Material for the task:
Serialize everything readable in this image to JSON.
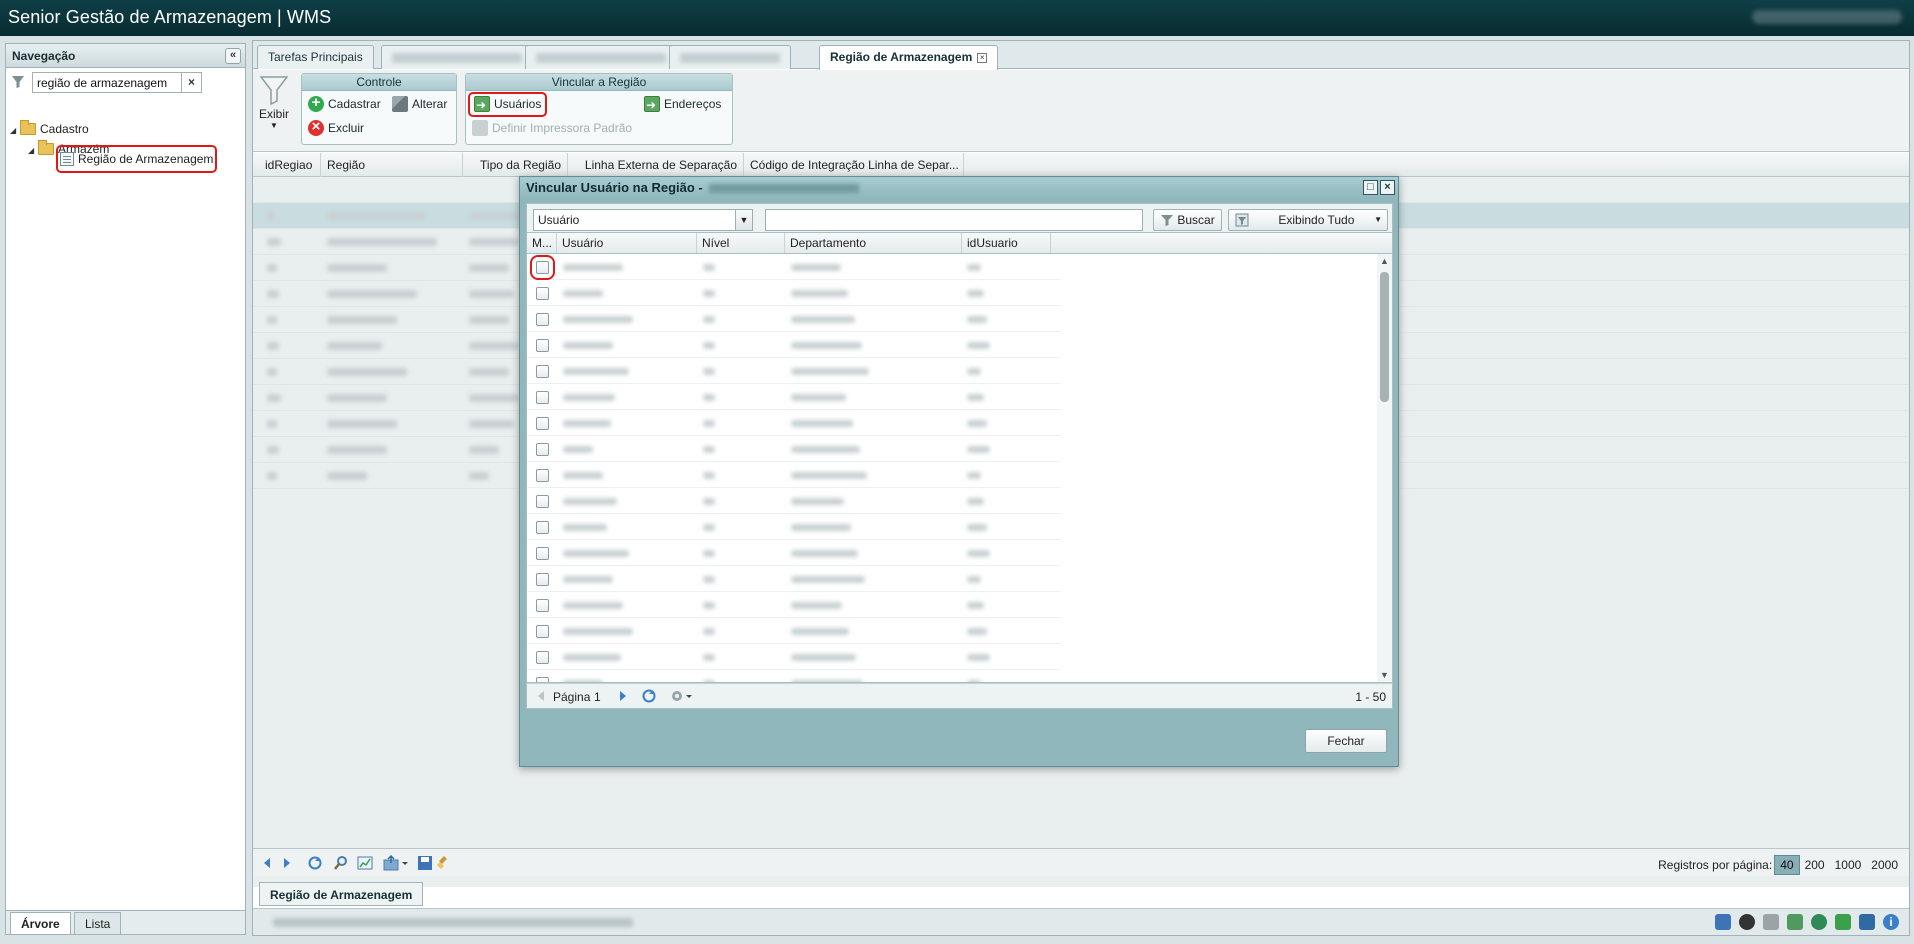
{
  "app": {
    "title": "Senior Gestão de Armazenagem | WMS"
  },
  "navigation": {
    "header": "Navegação",
    "filter_value": "região de armazenagem",
    "tree": {
      "root": "Cadastro",
      "child": "Armazém",
      "leaf": "Região de Armazenagem"
    },
    "tabs": [
      "Árvore",
      "Lista"
    ]
  },
  "tabs": {
    "first": "Tarefas Principais",
    "active": "Região de Armazenagem"
  },
  "toolbar": {
    "exibir": "Exibir",
    "controle": {
      "title": "Controle",
      "cadastrar": "Cadastrar",
      "alterar": "Alterar",
      "excluir": "Excluir"
    },
    "vincular": {
      "title": "Vincular a Região",
      "usuarios": "Usuários",
      "enderecos": "Endereços",
      "impressora": "Definir Impressora Padrão"
    }
  },
  "grid": {
    "columns": [
      "idRegiao",
      "Região",
      "Tipo da Região",
      "Linha Externa de Separação",
      "Código de Integração Linha de Separ..."
    ],
    "records_per_page_label": "Registros por página:",
    "page_sizes": [
      "40",
      "200",
      "1000",
      "2000"
    ],
    "selected_page_size": "40"
  },
  "bottom_tab": "Região de Armazenagem",
  "modal": {
    "title": "Vincular Usuário na Região -",
    "search_field": "Usuário",
    "search_value": "",
    "search_button": "Buscar",
    "filter_button": "Exibindo Tudo",
    "columns": [
      "M...",
      "Usuário",
      "Nível",
      "Departamento",
      "idUsuario"
    ],
    "row_count": 17,
    "paging": {
      "page_label": "Página",
      "page": "1",
      "range": "1 - 50"
    },
    "close_button": "Fechar"
  }
}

What you are asked to do: Keep the pictures out of the copy and write out the data exactly as it stands.

Solved problem:
Serialize everything readable in this image to JSON.
{
  "app": {
    "title": "Senior Gestão de Armazenagem | WMS"
  },
  "navigation": {
    "header": "Navegação",
    "filter_value": "região de armazenagem",
    "tree": {
      "root": "Cadastro",
      "child": "Armazém",
      "leaf": "Região de Armazenagem"
    },
    "tabs": [
      "Árvore",
      "Lista"
    ]
  },
  "tabs": {
    "first": "Tarefas Principais",
    "active": "Região de Armazenagem"
  },
  "toolbar": {
    "exibir": "Exibir",
    "controle": {
      "title": "Controle",
      "cadastrar": "Cadastrar",
      "alterar": "Alterar",
      "excluir": "Excluir"
    },
    "vincular": {
      "title": "Vincular a Região",
      "usuarios": "Usuários",
      "enderecos": "Endereços",
      "impressora": "Definir Impressora Padrão"
    }
  },
  "grid": {
    "columns": [
      "idRegiao",
      "Região",
      "Tipo da Região",
      "Linha Externa de Separação",
      "Código de Integração Linha de Separ..."
    ],
    "records_per_page_label": "Registros por página:",
    "page_sizes": [
      "40",
      "200",
      "1000",
      "2000"
    ],
    "selected_page_size": "40"
  },
  "bottom_tab": "Região de Armazenagem",
  "modal": {
    "title": "Vincular Usuário na Região -",
    "search_field": "Usuário",
    "search_value": "",
    "search_button": "Buscar",
    "filter_button": "Exibindo Tudo",
    "columns": [
      "M...",
      "Usuário",
      "Nível",
      "Departamento",
      "idUsuario"
    ],
    "row_count": 17,
    "paging": {
      "page_label": "Página",
      "page": "1",
      "range": "1 - 50"
    },
    "close_button": "Fechar"
  }
}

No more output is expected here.